### Problem statement
Transcribe the records that follow exactly. Skip the pictures.

### Records for the task
━━━━━━━━━━━━━━━━━━━━━━━━━━━━━━

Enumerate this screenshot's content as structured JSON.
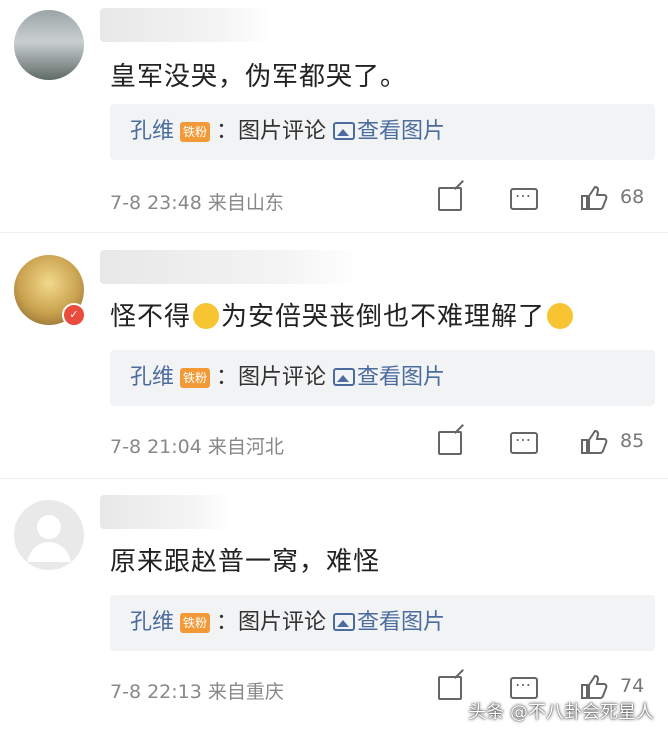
{
  "comments": [
    {
      "text": "皇军没哭，伪军都哭了。",
      "reply": {
        "user": "孔维",
        "level": "铁粉",
        "label": "：图片评论",
        "pic_link": "查看图片"
      },
      "meta": "7-8 23:48  来自山东",
      "likes": "68"
    },
    {
      "text_a": "怪不得",
      "text_b": "为安倍哭丧倒也不难理解了",
      "reply": {
        "user": "孔维",
        "level": "铁粉",
        "label": "：图片评论",
        "pic_link": "查看图片"
      },
      "meta": "7-8 21:04  来自河北",
      "likes": "85"
    },
    {
      "text": "原来跟赵普一窝，难怪",
      "reply": {
        "user": "孔维",
        "level": "铁粉",
        "label": "：图片评论",
        "pic_link": "查看图片"
      },
      "meta": "7-8 22:13  来自重庆",
      "likes": "74"
    }
  ],
  "watermark": "头条 @不八卦会死星人",
  "icons": {
    "share": "share-icon",
    "comment": "comment-icon",
    "like": "thumbs-up-icon",
    "picture": "picture-icon"
  },
  "colors": {
    "link": "#4c6c9e",
    "level_badge": "#f29a38",
    "reply_bg": "#f2f3f5",
    "meta": "#888888"
  }
}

━━━━━━━━━━━━━━━━━━━━━━━━━━━━━━

### Exercise answer
Enumerate this screenshot's content as structured JSON.
{
  "comments": [
    {
      "text": "皇军没哭，伪军都哭了。",
      "reply": {
        "user": "孔维",
        "level": "铁粉",
        "label": "：图片评论",
        "pic_link": "查看图片"
      },
      "meta": "7-8 23:48  来自山东",
      "likes": "68"
    },
    {
      "text_a": "怪不得",
      "text_b": "为安倍哭丧倒也不难理解了",
      "reply": {
        "user": "孔维",
        "level": "铁粉",
        "label": "：图片评论",
        "pic_link": "查看图片"
      },
      "meta": "7-8 21:04  来自河北",
      "likes": "85"
    },
    {
      "text": "原来跟赵普一窝，难怪",
      "reply": {
        "user": "孔维",
        "level": "铁粉",
        "label": "：图片评论",
        "pic_link": "查看图片"
      },
      "meta": "7-8 22:13  来自重庆",
      "likes": "74"
    }
  ],
  "watermark": "头条 @不八卦会死星人",
  "icons": {
    "share": "share-icon",
    "comment": "comment-icon",
    "like": "thumbs-up-icon",
    "picture": "picture-icon"
  },
  "colors": {
    "link": "#4c6c9e",
    "level_badge": "#f29a38",
    "reply_bg": "#f2f3f5",
    "meta": "#888888"
  }
}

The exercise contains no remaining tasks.